#### Task objective
In the listing below, locate the line containing "Read this page and output its text content."; reproduce that line and all lines that follow it, unchanged.

+++

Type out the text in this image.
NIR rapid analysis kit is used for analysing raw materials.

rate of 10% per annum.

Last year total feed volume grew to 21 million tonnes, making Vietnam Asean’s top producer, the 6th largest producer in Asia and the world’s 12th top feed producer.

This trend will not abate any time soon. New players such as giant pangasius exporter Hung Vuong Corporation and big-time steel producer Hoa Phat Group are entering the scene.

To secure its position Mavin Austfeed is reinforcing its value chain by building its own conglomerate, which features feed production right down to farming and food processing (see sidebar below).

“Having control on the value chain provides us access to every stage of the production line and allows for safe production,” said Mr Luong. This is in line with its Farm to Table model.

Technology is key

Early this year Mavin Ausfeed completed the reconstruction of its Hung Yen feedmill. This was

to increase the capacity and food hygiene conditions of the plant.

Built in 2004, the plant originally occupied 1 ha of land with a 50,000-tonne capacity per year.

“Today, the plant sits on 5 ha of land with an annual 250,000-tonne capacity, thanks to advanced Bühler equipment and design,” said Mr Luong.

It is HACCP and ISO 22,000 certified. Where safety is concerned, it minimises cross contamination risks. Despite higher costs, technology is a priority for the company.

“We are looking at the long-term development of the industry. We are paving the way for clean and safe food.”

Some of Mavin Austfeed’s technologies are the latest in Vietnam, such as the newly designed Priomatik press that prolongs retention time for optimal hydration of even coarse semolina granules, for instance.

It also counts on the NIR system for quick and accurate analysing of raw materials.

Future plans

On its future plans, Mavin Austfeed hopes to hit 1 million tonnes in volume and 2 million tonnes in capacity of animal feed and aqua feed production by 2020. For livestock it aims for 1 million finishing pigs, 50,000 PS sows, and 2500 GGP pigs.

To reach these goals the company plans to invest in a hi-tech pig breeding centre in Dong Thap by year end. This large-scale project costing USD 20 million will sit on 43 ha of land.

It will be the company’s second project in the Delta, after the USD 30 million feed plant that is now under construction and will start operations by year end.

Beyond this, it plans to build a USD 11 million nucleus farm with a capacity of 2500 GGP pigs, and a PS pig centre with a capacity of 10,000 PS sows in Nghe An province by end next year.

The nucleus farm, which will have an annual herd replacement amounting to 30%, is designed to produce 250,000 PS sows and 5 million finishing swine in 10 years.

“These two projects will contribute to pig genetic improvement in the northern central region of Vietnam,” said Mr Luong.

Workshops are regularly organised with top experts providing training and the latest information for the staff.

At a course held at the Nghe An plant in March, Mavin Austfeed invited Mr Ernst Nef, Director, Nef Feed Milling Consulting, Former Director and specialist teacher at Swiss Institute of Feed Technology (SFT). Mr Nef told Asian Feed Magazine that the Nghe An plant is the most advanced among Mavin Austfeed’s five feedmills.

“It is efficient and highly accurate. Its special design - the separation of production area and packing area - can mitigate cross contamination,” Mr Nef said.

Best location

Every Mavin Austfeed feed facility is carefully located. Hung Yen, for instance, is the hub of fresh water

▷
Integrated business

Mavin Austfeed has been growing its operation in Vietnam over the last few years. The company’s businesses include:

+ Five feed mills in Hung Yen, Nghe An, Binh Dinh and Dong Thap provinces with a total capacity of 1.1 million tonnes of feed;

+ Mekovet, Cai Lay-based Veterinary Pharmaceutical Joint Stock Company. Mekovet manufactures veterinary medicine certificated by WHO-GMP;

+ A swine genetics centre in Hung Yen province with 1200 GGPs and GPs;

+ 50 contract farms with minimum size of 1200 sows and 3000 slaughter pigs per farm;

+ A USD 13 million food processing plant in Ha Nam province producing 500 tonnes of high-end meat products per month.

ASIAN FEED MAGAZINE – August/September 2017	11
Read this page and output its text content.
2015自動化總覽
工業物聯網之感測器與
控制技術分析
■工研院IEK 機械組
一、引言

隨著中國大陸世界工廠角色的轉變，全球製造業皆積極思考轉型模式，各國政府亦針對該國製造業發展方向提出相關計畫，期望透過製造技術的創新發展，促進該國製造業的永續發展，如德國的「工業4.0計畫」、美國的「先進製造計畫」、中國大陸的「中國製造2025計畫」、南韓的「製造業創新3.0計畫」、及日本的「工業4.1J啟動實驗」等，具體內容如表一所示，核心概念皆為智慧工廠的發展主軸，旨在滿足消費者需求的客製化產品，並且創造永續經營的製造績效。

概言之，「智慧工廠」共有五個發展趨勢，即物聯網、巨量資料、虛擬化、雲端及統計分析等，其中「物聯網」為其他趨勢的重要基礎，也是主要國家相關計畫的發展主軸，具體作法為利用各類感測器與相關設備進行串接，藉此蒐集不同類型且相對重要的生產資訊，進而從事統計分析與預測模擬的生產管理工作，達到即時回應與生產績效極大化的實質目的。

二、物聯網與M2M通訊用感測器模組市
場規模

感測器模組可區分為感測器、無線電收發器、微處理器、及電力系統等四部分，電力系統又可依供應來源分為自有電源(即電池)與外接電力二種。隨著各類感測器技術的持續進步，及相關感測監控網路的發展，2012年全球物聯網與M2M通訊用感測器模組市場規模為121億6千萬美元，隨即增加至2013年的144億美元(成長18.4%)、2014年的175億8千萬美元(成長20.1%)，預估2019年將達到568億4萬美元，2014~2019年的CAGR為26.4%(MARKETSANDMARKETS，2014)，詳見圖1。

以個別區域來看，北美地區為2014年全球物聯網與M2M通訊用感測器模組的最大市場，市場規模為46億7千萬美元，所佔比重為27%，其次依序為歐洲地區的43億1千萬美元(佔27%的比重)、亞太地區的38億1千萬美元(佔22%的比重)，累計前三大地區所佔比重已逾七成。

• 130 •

+++

#### Finished exercise
Read this page and output its text content.
2015自動化總覽
工業物聯網之感測器與
控制技術分析
■工研院IEK 機械組
一、引言

隨著中國大陸世界工廠角色的轉變，全球製造業皆積極思考轉型模式，各國政府亦針對該國製造業發展方向提出相關計畫，期望透過製造技術的創新發展，促進該國製造業的永續發展，如德國的「工業4.0計畫」、美國的「先進製造計畫」、中國大陸的「中國製造2025計畫」、南韓的「製造業創新3.0計畫」、及日本的「工業4.1J啟動實驗」等，具體內容如表一所示，核心概念皆為智慧工廠的發展主軸，旨在滿足消費者需求的客製化產品，並且創造永續經營的製造績效。

概言之，「智慧工廠」共有五個發展趨勢，即物聯網、巨量資料、虛擬化、雲端及統計分析等，其中「物聯網」為其他趨勢的重要基礎，也是主要國家相關計畫的發展主軸，具體作法為利用各類感測器與相關設備進行串接，藉此蒐集不同類型且相對重要的生產資訊，進而從事統計分析與預測模擬的生產管理工作，達到即時回應與生產績效極大化的實質目的。

二、物聯網與M2M通訊用感測器模組市
場規模

感測器模組可區分為感測器、無線電收發器、微處理器、及電力系統等四部分，電力系統又可依供應來源分為自有電源(即電池)與外接電力二種。隨著各類感測器技術的持續進步，及相關感測監控網路的發展，2012年全球物聯網與M2M通訊用感測器模組市場規模為121億6千萬美元，隨即增加至2013年的144億美元(成長18.4%)、2014年的175億8千萬美元(成長20.1%)，預估2019年將達到568億4萬美元，2014~2019年的CAGR為26.4%(MARKETSANDMARKETS，2014)，詳見圖1。

以個別區域來看，北美地區為2014年全球物聯網與M2M通訊用感測器模組的最大市場，市場規模為46億7千萬美元，所佔比重為27%，其次依序為歐洲地區的43億1千萬美元(佔27%的比重)、亞太地區的38億1千萬美元(佔22%的比重)，累計前三大地區所佔比重已逾七成。

• 130 •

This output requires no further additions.